Items from a data source ::

◆ ◆ ◆

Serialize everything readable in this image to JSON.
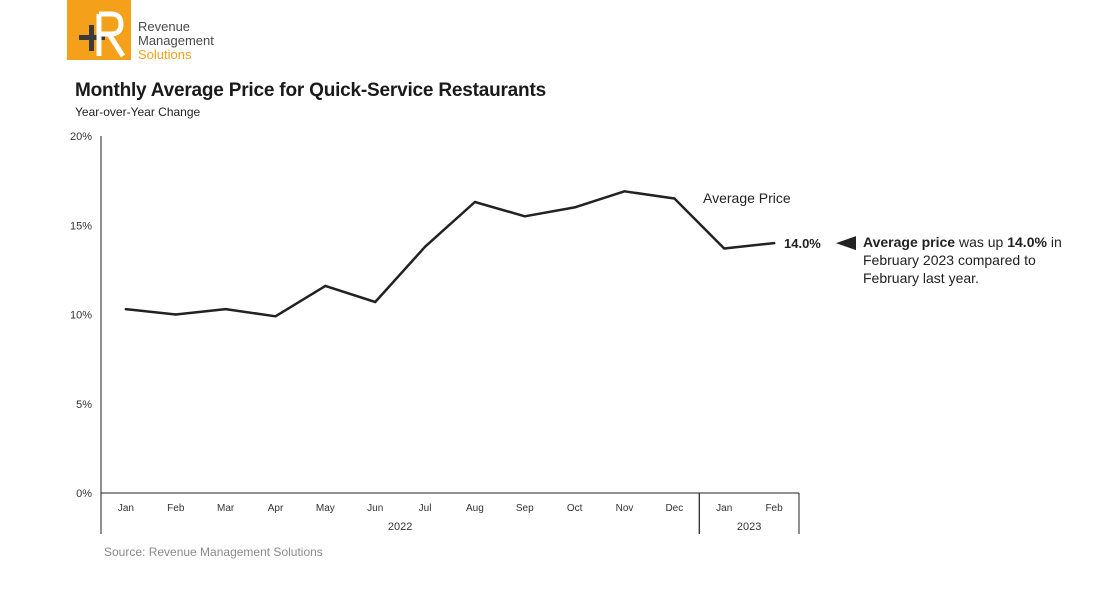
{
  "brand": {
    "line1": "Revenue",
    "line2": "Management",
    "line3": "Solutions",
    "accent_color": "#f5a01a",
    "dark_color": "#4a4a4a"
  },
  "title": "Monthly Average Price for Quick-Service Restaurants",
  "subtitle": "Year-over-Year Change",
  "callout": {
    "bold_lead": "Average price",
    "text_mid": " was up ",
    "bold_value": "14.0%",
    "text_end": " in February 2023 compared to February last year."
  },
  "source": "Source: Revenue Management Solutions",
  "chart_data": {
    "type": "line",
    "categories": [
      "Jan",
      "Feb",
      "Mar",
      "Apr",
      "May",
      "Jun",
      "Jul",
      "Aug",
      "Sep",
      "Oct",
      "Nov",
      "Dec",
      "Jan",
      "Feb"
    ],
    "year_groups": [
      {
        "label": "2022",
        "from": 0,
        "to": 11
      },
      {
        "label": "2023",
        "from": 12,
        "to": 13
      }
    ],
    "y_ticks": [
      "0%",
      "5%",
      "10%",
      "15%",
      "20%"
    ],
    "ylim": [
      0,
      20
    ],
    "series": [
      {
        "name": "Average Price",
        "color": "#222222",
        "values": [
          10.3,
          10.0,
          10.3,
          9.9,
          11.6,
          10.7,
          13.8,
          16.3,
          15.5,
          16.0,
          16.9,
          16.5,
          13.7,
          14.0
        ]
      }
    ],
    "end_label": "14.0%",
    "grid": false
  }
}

◆ ◆ ◆

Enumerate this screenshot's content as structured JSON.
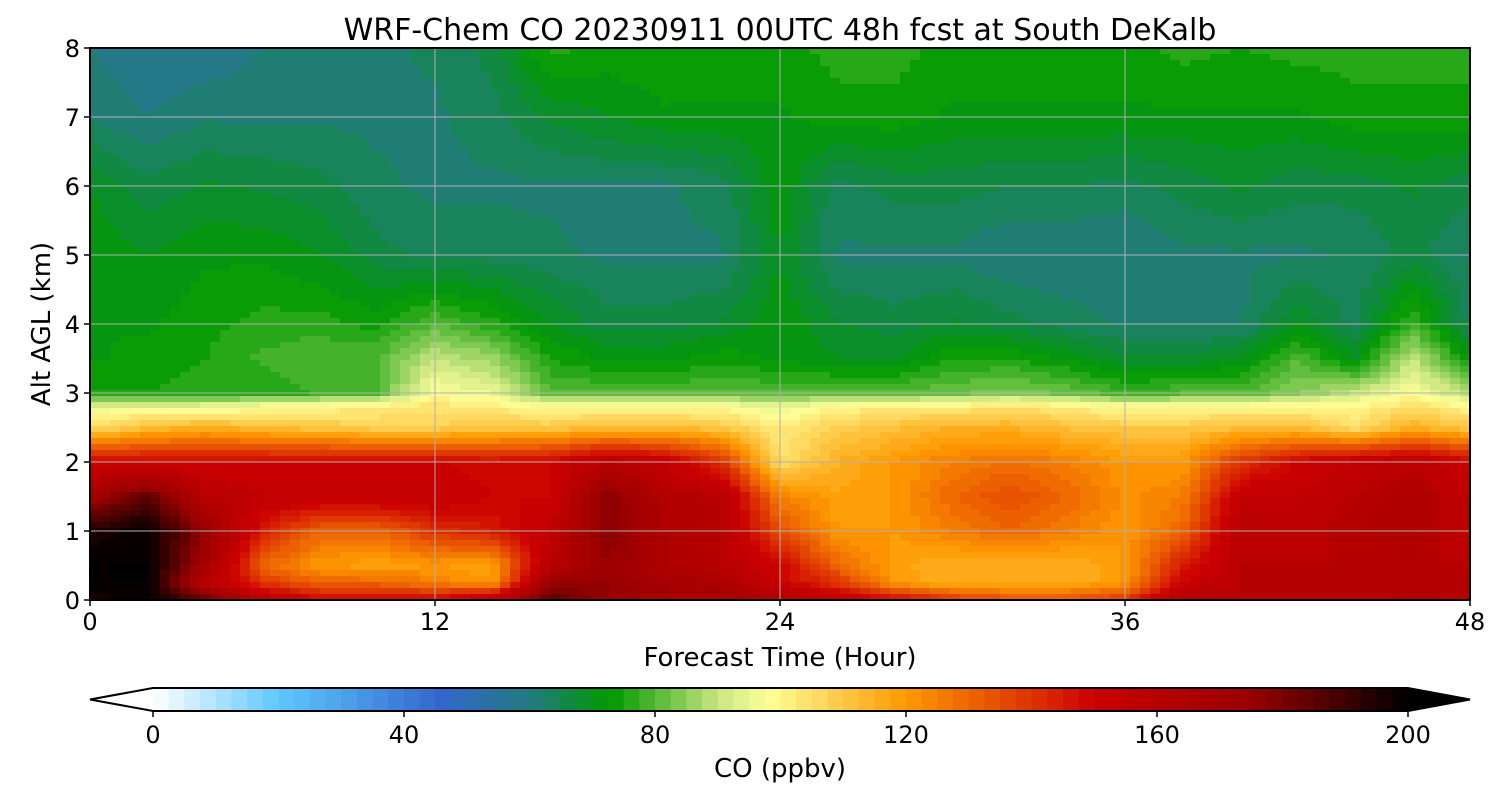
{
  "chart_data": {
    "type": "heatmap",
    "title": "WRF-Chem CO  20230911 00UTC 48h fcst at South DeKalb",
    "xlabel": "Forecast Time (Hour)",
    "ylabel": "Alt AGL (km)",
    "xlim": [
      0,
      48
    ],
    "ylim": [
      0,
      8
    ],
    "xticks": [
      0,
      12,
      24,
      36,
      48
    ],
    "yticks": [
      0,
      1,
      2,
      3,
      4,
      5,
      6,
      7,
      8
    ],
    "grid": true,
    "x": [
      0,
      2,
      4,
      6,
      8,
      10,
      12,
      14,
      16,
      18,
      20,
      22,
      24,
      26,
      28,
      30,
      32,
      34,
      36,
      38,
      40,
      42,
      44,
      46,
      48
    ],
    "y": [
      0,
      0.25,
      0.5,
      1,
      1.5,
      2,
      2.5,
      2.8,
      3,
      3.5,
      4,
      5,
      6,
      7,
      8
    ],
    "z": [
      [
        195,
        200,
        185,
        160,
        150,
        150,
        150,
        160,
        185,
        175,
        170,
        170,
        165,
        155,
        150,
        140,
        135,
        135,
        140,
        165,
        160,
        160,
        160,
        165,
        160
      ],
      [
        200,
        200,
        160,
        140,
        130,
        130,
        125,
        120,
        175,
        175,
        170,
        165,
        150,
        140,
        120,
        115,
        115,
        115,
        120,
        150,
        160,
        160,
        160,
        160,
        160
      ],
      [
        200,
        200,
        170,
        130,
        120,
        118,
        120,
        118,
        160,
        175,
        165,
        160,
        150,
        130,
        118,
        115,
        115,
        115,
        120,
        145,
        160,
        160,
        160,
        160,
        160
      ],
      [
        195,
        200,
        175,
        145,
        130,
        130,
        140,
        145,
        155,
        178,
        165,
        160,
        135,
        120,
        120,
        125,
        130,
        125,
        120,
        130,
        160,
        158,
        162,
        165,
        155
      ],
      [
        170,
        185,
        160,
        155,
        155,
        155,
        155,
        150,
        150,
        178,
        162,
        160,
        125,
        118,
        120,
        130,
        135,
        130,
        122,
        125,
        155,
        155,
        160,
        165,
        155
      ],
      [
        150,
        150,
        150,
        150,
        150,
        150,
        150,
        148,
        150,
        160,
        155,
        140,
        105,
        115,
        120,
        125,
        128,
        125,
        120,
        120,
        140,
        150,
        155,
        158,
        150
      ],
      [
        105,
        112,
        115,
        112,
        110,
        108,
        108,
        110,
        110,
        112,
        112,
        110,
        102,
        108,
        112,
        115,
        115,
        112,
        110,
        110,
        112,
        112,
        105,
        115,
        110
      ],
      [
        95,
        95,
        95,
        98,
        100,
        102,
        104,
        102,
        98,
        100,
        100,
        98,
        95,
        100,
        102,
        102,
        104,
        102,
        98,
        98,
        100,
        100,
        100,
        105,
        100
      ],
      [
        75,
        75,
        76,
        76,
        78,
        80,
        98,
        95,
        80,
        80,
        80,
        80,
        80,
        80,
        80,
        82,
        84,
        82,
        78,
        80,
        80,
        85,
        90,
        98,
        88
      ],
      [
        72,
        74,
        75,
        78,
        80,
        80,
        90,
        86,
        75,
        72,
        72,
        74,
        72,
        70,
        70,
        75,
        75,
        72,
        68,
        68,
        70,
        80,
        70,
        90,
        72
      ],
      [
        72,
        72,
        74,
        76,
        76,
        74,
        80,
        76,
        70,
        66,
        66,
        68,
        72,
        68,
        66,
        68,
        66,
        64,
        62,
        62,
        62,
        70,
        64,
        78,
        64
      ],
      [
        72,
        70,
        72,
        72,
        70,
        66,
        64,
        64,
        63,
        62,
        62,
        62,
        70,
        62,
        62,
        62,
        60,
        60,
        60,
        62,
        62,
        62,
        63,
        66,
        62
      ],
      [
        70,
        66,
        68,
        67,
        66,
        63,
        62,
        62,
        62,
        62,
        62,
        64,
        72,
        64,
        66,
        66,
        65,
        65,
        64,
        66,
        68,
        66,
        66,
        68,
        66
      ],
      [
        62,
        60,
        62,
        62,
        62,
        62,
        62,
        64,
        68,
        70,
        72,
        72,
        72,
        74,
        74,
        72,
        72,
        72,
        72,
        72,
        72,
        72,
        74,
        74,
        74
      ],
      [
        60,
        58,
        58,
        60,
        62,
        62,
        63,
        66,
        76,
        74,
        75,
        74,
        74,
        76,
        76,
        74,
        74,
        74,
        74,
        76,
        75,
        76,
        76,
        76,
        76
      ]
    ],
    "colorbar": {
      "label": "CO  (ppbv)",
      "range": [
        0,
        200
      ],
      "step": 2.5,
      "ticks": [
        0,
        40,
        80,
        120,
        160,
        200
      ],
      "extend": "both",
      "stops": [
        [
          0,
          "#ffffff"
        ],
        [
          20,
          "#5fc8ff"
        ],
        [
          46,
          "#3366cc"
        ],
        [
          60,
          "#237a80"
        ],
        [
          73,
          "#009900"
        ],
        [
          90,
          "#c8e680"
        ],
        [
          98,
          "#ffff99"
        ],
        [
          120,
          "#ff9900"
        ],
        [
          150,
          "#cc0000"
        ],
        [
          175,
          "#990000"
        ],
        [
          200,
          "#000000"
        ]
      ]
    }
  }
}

◆ ◆ ◆

Short problem ::
Work out how many lines in the entries hold the string "Revenue". Your answer should consist solely of that number.

Task solution ::
2